Count how many lines of the material below have the word "κατὰ" and give only the number.

====== THE RECORDS ======

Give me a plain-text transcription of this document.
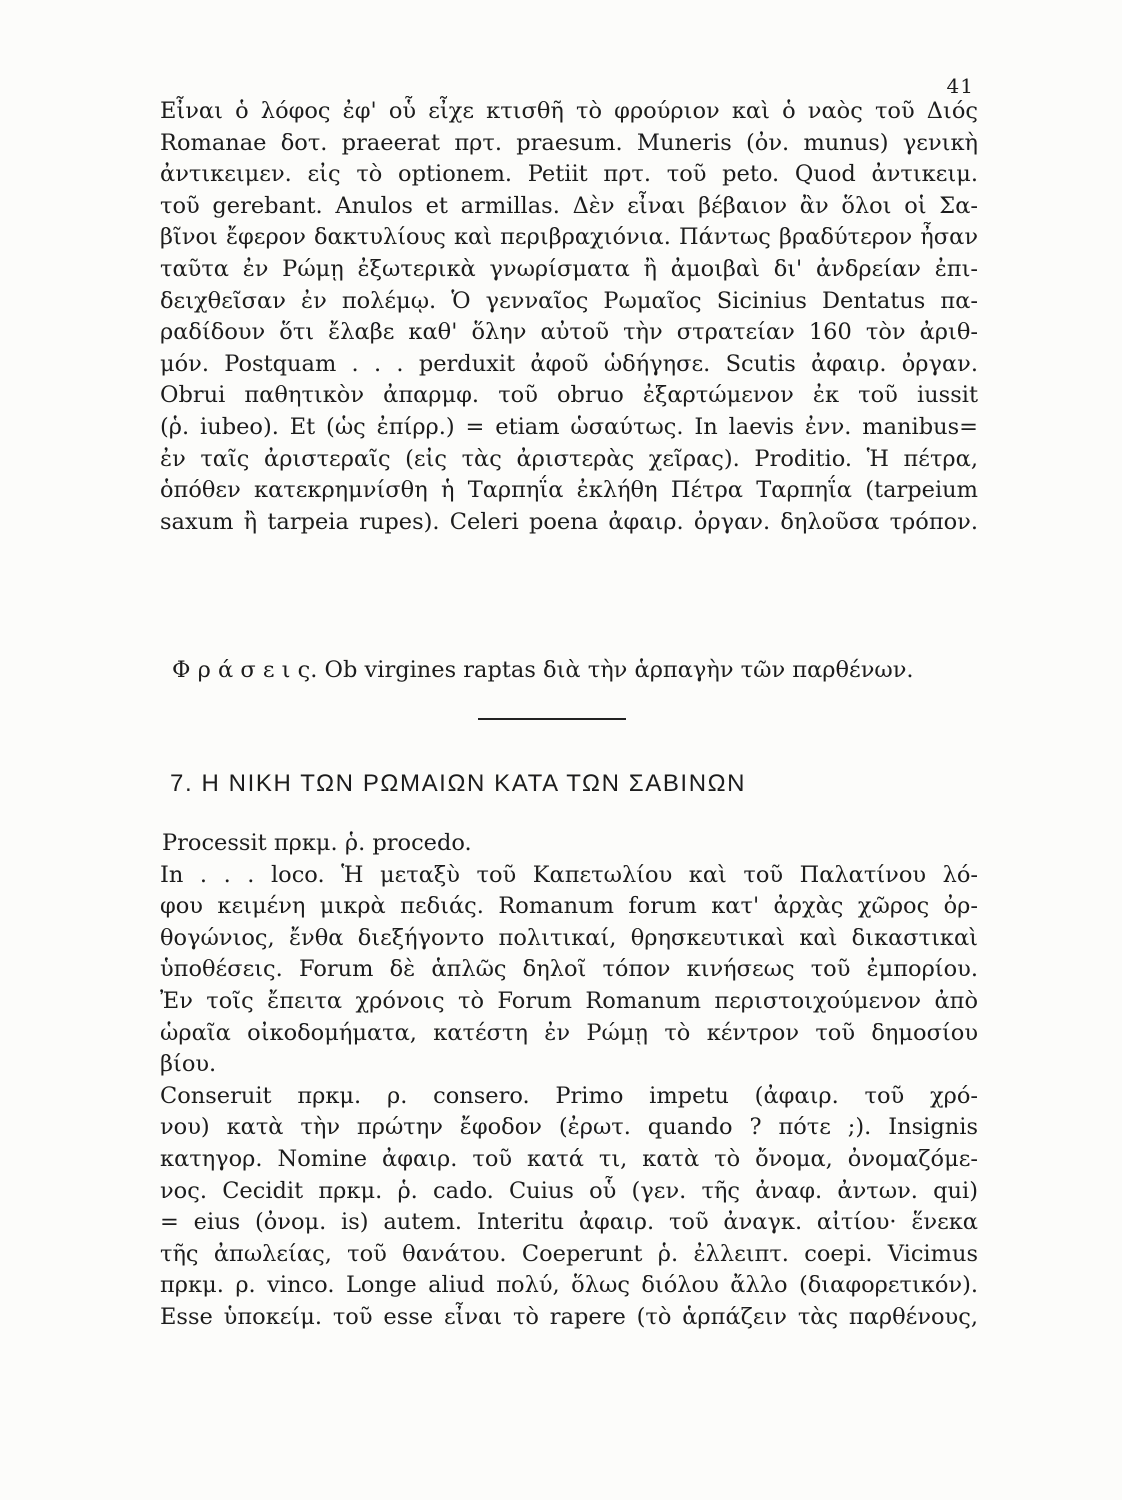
41
Εἶναι ὁ λόφος ἐφ' οὗ εἶχε κτισθῆ τὸ φρούριον καὶ ὁ ναὸς τοῦ Διός
Romanae δοτ. praeerat πρτ. praesum. Muneris (ὀν. munus) γενικὴ
ἀντικειμεν. εἰς τὸ optionem. Petiit πρτ. τοῦ peto. Quod ἀντικειμ.
τοῦ gerebant. Anulos et armillas. Δὲν εἶναι βέβαιον ἂν ὅλοι οἱ Σα-
βῖνοι ἔφερον δακτυλίους καὶ περιβραχιόνια. Πάντως βραδύτερον ἦσαν
ταῦτα ἐν Ρώμῃ ἐξωτερικὰ γνωρίσματα ἢ ἀμοιβαὶ δι' ἀνδρείαν ἐπι-
δειχθεῖσαν ἐν πολέμῳ. Ὁ γενναῖος Ρωμαῖος Sicinius Dentatus πα-
ραδίδουν ὅτι ἔλαβε καθ' ὅλην αὐτοῦ τὴν στρατείαν 160 τὸν ἀριθ-
μόν. Postquam . . . perduxit ἀφοῦ ὡδήγησε. Scutis ἀφαιρ. ὀργαν.
Obrui παθητικὸν ἀπαρμφ. τοῦ obruo ἐξαρτώμενον ἐκ τοῦ iussit
(ῥ. iubeo). Et (ὡς ἐπίρρ.) = etiam ὡσαύτως. In laevis ἐνν. manibus=
ἐν ταῖς ἀριστεραῖς (εἰς τὰς ἀριστερὰς χεῖρας). Proditio. Ἡ πέτρα,
ὁπόθεν κατεκρημνίσθη ἡ Ταρπηΐα ἐκλήθη Πέτρα Ταρπηΐα (tarpeium
saxum ἢ tarpeia rupes). Celeri poena ἀφαιρ. ὀργαν. δηλοῦσα τρόπον.
Φ ρ ά σ ε ι ς. Ob virgines raptas διὰ τὴν ἁρπαγὴν τῶν παρθένων.
7. Η ΝΙΚΗ ΤΩΝ ΡΩΜΑΙΩΝ ΚΑΤΑ ΤΩΝ ΣΑΒΙΝΩΝ
Processit πρκμ. ῥ. procedo.
In . . . loco. Ἡ μεταξὺ τοῦ Καπετωλίου καὶ τοῦ Παλατίνου λό-
φου κειμένη μικρὰ πεδιάς. Romanum forum κατ' ἀρχὰς χῶρος ὀρ-
θογώνιος, ἔνθα διεξήγοντο πολιτικαί, θρησκευτικαὶ καὶ δικαστικαὶ
ὑποθέσεις. Forum δὲ ἁπλῶς δηλοῖ τόπον κινήσεως τοῦ ἐμπορίου.
Ἐν τοῖς ἔπειτα χρόνοις τὸ Forum Romanum περιστοιχούμενον ἀπὸ
ὡραῖα οἰκοδομήματα, κατέστη ἐν Ρώμῃ τὸ κέντρον τοῦ δημοσίου
βίου.
Conseruit πρκμ. ρ. consero. Primo impetu (ἀφαιρ. τοῦ χρό-
νου) κατὰ τὴν πρώτην ἔφοδον (ἐρωτ. quando ? πότε ;). Insignis
κατηγορ. Nomine ἀφαιρ. τοῦ κατά τι, κατὰ τὸ ὄνομα, ὀνομαζόμε-
νος. Cecidit πρκμ. ῥ. cado. Cuius οὗ (γεν. τῆς ἀναφ. ἀντων. qui)
= eius (ὀνομ. is) autem. Interitu ἀφαιρ. τοῦ ἀναγκ. αἰτίου· ἕνεκα
τῆς ἀπωλείας, τοῦ θανάτου. Coeperunt ῥ. ἐλλειπτ. coepi. Vicimus
πρκμ. ρ. vinco. Longe aliud πολύ, ὅλως διόλου ἄλλο (διαφορετικόν).
Esse ὑποκείμ. τοῦ esse εἶναι τὸ rapere (τὸ ἁρπάζειν τὰς παρθένους,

======

- EXERCISE RESPONSE
2